• _Preguntas de estudio_
A. Vuelve a escribir el texto sobre Baudelaire en todo lo que va desde "Al parecer, lo" hasta "nuestra experiencia vital.", cambiando "satisfacción" por "gratificación".
B. Responde según el texto sobre Baudelaire:
(i) ¿Cuántos años han transcurrido desde la publicación de la obra?
(ii) ¿Qué idea se asocia a Heidegger?
(iii) ¿De qué sociedad rechaza Baudelaire los valores?

Por otro lado, en la medida de que la obra va desplegando su sentido por construir mediante el uso de palabras que se vuelven cada vez más cruentas en cuanto al grado de precisión descriptiva, es posible conectarse con la idea de que el autor, indefectiblemente, busca relevar la noción de lo feo por sobre la de lo bello.
Esta intención responde sin duda, a un aspecto medular de la lírica de Baudelaire, quien declara a través de su obra (y también de su propia vida) un deseo de evidenciar un sentido de no adherencia a los valores que la sociedad burguesa de su época promueve. Existe entonces en este poema, un claro propósito contracultural que sustenta su disenso en la apropiación por parte de la literatura del concepto de lo feo, para exponerlo al mundo como un componente más de la existencia humana.
De este modo, las imágenes descritas no deben ser entendidas desde una mirada pragmática ni cientificista, sino más bien como un objeto estético a partir del cual el autor representa la transitoriedad de la vida invitando con ello al lector a hacerse consciente de su propia naturaleza. No obstante lo anterior, y habiendo transcurrido más de 150 años desde la publicación de esta obra, muchos siguen detenidos en analizar el hecho de que Baudelaire haya escogido “estos temas” y “este lenguaje” para dar forma a su creación pues, desde la posición puramente observante (y escasamente contemplativa) desde que la mayoría de los seres humanos “valoran” el arte, el foco de atención sigue centrado en el objeto artístico y no en la forma en que éste es representado lo que explica que propuestas poéticas como la de Baudelaire continúen siendo materia de discusión y controversia.
A modo de reflexión final, resulta necesario concluir que mientras se siga insistiendo en comprender, interpretar y valorar el arte desde una visión reduccionista y cosificada, poetas como Baudelaire mantendrán intacto su lugar en la historia de aquellos que se aventuraron a desacralizar (para muchos al extremo de la profanación) el canon estético-literario. Asimismo y por fortuna, seguirá existiendo la urgencia para muchos de nosotros de revisitar sus versos cada vez que sea necesario conectarnos con la verdadera esencia de nuestra frágil y precaria condición humana.
Andrea Hidalgo.
De no existir lo feo, lo malo o lo caduco en nuestras vidas, difícilmente podríamos arribar a una conciencia crítica. Así lo han sostenido varios autores también desde la filosofía. Por nombrar algunos: Nietzsche con la necesidad del dolor, Heidegger con la llamada de la angustia y Cioran con el valor de la enfermedad. Sin estos elementos viviríamos en «el mundo feliz» de Huxley. Pero, ¿estamos dispuestos a transar la conciencia por la felicidad?
Al parecer, lo habitual suele ser concebir la felicidad como el hecho de prescindir de la conciencia y relevar todo aquello que produce satisfacción inmediata (o al menos la sensación de ella). Por lo mismo, es frecuente que se evite todo aquello que escapa al canon impuesto en relación a lo que debiésemos internalizar como lo bello o lo feo. No obstante lo anterior, pienso que la coexistencia entre felicidad y conciencia es posible y necesaria para, a partir de ambas, otorgar un sentido completo a nuestra experiencia vital.

• _Datos proporcionados_
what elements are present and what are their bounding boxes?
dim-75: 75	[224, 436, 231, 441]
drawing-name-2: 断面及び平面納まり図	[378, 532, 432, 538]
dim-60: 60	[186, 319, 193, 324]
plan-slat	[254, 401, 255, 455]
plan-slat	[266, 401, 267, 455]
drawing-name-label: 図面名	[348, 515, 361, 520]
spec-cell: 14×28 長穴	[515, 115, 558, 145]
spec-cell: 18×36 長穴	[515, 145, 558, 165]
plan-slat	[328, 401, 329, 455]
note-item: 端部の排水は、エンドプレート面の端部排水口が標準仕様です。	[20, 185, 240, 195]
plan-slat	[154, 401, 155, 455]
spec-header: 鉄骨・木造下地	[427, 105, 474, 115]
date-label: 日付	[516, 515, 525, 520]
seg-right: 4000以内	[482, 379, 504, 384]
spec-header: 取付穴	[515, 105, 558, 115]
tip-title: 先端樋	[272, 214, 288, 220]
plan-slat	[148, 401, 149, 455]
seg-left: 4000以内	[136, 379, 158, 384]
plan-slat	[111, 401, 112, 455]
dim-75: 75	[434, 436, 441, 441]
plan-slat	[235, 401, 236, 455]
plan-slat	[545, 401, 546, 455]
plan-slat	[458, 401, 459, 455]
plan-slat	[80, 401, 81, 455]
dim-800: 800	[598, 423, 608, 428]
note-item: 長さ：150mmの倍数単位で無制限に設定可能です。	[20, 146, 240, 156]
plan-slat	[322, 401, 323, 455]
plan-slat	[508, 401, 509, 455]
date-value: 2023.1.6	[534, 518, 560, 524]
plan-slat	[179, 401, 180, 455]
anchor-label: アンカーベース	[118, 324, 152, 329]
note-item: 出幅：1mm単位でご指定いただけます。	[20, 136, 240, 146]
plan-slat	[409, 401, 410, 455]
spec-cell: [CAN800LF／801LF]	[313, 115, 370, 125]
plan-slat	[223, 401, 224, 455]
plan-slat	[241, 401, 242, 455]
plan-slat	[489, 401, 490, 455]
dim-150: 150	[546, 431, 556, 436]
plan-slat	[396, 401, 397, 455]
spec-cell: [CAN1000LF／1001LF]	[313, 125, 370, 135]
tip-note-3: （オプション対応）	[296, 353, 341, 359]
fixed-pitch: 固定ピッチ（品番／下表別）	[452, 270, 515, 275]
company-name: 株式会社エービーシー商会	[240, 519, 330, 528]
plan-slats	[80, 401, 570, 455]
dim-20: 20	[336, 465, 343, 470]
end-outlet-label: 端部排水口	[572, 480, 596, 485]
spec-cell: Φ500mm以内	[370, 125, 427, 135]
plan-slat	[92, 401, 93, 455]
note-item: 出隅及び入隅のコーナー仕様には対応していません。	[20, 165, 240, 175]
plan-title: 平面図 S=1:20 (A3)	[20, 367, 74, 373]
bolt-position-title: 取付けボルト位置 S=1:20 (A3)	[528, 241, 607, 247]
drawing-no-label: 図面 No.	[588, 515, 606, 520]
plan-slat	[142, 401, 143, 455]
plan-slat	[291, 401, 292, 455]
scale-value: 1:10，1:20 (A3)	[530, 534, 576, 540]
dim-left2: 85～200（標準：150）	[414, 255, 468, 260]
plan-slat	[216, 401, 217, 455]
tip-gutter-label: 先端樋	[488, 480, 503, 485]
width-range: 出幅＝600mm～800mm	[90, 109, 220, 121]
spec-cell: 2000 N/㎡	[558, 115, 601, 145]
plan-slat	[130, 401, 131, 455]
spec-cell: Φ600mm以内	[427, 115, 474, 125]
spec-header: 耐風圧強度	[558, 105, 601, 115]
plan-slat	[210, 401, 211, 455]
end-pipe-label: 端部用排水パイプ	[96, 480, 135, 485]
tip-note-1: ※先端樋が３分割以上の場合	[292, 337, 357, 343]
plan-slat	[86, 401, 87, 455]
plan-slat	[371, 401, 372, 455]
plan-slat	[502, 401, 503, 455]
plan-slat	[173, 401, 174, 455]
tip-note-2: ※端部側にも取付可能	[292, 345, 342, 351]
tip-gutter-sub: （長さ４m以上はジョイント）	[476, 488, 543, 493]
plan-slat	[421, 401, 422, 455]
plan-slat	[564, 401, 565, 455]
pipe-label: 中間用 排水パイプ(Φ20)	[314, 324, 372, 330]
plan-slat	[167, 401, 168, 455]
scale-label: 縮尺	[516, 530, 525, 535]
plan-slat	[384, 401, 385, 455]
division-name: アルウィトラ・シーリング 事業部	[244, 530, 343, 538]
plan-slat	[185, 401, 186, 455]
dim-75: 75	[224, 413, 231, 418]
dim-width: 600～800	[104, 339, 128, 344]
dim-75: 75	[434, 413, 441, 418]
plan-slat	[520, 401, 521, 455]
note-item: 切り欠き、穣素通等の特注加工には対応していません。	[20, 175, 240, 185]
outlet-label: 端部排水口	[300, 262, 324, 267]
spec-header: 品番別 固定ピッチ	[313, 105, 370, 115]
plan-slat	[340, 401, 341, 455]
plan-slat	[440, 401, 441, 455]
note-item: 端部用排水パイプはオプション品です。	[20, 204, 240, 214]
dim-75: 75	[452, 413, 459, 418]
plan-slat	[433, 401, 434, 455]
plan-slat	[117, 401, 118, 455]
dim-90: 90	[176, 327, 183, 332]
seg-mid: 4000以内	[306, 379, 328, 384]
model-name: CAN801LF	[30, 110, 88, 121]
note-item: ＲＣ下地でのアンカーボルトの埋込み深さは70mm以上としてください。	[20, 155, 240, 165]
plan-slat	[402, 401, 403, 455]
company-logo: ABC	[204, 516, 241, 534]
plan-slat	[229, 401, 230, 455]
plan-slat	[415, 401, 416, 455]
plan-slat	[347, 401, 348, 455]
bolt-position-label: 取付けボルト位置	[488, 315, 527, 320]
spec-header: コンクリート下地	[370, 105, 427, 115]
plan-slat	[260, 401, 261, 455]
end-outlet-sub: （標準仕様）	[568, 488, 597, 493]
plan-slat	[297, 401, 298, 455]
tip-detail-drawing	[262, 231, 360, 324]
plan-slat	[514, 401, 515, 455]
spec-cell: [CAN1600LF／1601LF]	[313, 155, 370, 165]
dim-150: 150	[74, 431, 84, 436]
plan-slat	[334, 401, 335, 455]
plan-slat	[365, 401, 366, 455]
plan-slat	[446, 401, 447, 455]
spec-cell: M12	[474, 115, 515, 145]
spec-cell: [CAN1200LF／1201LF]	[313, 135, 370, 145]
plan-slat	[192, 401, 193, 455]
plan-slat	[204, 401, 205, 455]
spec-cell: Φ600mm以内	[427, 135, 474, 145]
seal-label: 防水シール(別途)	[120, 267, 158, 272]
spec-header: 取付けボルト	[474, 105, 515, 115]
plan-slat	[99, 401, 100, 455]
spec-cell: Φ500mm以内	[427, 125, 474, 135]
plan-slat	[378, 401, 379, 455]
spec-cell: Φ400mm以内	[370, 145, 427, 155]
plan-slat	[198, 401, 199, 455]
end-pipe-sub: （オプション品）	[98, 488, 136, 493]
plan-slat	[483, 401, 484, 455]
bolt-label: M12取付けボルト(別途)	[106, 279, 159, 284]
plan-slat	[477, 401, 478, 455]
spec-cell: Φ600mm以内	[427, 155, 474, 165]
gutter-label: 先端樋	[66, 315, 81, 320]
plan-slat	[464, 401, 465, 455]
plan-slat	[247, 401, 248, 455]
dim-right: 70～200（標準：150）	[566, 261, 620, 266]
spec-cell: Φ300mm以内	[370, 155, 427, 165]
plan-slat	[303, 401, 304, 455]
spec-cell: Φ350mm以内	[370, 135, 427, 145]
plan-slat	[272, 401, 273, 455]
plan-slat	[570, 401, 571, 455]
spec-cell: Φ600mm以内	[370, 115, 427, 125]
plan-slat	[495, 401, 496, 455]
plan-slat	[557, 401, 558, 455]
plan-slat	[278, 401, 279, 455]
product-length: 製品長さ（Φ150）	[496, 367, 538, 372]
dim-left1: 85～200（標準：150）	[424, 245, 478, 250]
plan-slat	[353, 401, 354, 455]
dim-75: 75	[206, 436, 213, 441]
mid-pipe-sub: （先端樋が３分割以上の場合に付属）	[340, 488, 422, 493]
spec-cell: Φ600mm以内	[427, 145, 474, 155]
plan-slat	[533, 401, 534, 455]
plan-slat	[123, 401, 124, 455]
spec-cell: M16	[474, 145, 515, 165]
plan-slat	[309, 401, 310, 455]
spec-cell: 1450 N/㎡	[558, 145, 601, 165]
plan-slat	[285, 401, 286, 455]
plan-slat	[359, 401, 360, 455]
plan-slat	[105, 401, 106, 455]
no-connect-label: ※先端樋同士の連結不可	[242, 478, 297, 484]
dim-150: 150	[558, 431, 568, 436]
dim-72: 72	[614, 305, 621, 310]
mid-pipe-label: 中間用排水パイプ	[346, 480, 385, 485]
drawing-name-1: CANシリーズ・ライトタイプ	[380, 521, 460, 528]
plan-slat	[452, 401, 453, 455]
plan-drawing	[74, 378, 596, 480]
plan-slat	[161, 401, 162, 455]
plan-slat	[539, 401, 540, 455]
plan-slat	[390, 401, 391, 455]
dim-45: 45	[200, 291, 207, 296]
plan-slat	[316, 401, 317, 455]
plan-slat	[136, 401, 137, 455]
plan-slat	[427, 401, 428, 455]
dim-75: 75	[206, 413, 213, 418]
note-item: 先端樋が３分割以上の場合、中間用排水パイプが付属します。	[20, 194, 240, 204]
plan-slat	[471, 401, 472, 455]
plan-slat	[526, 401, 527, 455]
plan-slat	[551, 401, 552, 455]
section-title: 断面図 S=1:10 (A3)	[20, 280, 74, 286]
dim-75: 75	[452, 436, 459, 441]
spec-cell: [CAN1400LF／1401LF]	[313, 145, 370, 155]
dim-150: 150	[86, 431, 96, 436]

• _Respuestas_
A.
Al parecer, lo habitual suele ser concebir la felicidad como el hecho de prescindir de la conciencia y relevar todo aquello que produce gratificación inmediata (o al menos la sensación de ella). Por lo mismo, es frecuente que se evite todo aquello que escapa al canon impuesto en relación a lo que debiésemos internalizar como lo bello o lo feo. No obstante lo anterior, pienso que la coexistencia entre felicidad y conciencia es posible y necesaria para, a partir de ambas, otorgar un sentido completo a nuestra experiencia vital.

B.
(i) Más de 150 años.
(ii) La llamada de la angustia.
(iii) De la sociedad burguesa de su época.